--- Task instructions ---
Filter for the word "Inventário" and keep each matching line.

--- Input for this task ---
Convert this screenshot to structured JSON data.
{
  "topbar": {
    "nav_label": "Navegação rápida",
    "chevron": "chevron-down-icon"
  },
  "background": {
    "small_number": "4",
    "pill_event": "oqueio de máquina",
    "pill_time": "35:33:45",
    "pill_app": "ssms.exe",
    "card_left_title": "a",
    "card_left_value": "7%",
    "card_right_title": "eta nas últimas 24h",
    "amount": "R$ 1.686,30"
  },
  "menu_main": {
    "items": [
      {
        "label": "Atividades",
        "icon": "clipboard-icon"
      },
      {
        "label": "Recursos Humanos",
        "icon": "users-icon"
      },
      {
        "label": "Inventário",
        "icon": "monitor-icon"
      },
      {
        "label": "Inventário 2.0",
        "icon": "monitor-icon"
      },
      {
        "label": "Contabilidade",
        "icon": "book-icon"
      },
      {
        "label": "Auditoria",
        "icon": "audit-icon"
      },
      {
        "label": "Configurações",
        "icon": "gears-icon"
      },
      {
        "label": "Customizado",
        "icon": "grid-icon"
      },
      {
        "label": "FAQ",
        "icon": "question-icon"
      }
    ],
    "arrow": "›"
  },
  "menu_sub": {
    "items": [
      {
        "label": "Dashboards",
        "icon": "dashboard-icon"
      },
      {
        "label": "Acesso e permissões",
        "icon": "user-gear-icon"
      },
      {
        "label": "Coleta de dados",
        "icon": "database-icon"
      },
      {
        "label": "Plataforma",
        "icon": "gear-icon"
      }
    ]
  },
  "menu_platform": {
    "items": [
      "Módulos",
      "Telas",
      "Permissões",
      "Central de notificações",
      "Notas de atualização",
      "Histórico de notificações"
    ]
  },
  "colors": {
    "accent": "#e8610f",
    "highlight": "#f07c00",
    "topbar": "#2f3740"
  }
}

--- Output below ---
        "label": "Inventário",
        "label": "Inventário 2.0",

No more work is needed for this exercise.